▸ Directions for this task: From the entries that follow, list every line in which the string "meta" appears.

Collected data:
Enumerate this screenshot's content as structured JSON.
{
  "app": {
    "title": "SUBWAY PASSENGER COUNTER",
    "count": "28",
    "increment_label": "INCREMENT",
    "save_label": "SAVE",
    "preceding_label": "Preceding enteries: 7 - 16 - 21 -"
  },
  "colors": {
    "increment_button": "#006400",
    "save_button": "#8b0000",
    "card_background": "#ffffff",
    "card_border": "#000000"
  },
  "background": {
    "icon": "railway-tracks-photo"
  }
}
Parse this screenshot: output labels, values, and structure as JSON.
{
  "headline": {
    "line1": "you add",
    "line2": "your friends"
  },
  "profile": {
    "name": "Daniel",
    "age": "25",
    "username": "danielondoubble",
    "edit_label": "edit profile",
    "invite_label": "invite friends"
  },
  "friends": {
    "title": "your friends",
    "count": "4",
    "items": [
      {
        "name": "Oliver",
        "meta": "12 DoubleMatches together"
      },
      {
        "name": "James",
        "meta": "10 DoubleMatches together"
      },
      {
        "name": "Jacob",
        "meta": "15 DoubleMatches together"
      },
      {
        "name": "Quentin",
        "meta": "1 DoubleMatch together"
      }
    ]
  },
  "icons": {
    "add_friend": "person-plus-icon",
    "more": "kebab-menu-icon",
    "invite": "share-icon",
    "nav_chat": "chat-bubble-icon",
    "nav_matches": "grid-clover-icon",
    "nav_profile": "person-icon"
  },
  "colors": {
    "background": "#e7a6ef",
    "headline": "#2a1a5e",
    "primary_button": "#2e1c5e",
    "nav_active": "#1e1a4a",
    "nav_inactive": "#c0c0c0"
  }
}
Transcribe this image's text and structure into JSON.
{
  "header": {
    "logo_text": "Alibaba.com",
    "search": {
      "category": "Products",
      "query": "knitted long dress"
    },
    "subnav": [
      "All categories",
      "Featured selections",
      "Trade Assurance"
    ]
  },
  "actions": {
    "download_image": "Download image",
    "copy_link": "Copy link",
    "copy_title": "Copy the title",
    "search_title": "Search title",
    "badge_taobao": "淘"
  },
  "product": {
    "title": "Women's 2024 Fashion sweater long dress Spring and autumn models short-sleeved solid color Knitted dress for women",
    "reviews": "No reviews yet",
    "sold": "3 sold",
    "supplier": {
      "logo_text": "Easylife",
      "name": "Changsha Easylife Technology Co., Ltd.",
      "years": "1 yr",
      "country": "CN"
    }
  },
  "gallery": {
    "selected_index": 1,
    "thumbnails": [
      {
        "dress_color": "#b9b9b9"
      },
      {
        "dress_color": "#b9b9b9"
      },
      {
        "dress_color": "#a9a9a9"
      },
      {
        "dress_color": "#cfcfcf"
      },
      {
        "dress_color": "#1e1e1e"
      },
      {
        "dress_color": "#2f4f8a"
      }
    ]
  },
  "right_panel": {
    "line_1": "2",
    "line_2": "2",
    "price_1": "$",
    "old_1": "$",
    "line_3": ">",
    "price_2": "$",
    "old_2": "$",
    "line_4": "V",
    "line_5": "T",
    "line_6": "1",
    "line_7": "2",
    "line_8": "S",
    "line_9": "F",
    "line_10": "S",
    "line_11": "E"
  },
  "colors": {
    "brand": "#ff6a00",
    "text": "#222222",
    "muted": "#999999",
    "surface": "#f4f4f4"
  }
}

▸ Result for this task:
        "meta": "12 DoubleMatches together"
        "meta": "10 DoubleMatches together"
        "meta": "15 DoubleMatches together"
        "meta": "1 DoubleMatch together"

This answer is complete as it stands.